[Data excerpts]
|---|

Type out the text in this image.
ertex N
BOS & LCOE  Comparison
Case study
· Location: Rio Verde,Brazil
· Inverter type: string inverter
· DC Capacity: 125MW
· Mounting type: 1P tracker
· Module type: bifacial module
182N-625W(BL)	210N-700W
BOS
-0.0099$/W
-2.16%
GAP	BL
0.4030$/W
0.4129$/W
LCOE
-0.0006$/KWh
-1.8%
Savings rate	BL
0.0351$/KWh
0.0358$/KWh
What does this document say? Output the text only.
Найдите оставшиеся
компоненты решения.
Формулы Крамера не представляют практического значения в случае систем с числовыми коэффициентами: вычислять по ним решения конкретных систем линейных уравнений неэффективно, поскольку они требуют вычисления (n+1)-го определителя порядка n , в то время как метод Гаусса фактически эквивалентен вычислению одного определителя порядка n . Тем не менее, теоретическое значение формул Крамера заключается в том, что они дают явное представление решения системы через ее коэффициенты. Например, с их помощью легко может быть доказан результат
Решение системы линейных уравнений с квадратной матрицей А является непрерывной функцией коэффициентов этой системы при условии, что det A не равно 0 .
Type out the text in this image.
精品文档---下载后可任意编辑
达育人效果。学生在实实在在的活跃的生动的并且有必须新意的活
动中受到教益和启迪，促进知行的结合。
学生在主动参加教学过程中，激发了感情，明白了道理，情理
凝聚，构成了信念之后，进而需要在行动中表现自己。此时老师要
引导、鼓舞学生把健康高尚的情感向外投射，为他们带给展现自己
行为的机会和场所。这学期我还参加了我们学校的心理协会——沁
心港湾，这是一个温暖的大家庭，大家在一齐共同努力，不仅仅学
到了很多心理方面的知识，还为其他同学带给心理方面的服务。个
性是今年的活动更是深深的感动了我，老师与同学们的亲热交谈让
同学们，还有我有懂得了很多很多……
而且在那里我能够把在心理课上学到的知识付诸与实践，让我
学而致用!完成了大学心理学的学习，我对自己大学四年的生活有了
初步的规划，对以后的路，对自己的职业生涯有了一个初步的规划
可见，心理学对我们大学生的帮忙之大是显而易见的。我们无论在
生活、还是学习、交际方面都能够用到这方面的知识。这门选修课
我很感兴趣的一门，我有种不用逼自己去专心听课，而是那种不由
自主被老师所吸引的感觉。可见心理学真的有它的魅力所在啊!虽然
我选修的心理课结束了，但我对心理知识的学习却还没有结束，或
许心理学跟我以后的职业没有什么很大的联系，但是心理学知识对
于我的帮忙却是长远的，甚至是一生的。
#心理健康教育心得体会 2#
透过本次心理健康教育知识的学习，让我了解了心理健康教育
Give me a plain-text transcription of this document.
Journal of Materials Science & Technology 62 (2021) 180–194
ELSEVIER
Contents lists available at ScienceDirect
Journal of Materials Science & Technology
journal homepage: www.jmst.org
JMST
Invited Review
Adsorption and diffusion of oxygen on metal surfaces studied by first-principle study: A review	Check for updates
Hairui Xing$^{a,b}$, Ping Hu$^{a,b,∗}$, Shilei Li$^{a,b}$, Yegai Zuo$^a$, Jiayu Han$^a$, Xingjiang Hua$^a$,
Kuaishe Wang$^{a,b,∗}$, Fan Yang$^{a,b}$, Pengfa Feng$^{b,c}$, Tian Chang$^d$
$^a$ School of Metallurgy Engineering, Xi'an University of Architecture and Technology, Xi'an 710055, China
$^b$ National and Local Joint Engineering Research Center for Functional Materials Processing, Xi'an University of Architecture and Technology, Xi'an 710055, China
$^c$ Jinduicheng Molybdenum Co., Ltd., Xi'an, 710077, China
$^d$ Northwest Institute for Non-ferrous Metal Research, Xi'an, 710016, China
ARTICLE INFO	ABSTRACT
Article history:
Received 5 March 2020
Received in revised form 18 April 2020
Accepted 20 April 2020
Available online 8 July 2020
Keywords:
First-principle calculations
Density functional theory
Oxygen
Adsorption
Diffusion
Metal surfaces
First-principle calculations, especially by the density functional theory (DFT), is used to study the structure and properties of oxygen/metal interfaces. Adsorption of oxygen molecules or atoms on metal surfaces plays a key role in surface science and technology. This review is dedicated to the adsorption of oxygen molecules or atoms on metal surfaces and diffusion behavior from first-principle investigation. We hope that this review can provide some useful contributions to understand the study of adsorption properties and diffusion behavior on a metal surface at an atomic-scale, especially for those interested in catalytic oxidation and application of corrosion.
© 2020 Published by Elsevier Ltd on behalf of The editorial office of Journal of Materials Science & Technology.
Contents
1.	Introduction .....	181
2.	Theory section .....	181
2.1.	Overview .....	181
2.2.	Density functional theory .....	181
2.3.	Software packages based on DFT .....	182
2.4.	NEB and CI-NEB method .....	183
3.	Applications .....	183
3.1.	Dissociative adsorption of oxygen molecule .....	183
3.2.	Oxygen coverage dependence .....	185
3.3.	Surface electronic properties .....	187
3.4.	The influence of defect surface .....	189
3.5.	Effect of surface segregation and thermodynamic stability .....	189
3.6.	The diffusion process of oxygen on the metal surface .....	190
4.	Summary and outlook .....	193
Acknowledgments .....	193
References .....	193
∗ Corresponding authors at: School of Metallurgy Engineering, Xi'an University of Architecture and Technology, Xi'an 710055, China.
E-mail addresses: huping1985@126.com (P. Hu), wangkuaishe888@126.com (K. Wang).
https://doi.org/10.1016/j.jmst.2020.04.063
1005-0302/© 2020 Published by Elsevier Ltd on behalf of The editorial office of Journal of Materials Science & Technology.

|---|

Pull every line containing the word "China" out of the entries above.

$^a$ School of Metallurgy Engineering, Xi'an University of Architecture and Technology, Xi'an 710055, China
$^b$ National and Local Joint Engineering Research Center for Functional Materials Processing, Xi'an University of Architecture and Technology, Xi'an 710055, China
$^c$ Jinduicheng Molybdenum Co., Ltd., Xi'an, 710077, China
$^d$ Northwest Institute for Non-ferrous Metal Research, Xi'an, 710016, China
∗ Corresponding authors at: School of Metallurgy Engineering, Xi'an University of Architecture and Technology, Xi'an 710055, China.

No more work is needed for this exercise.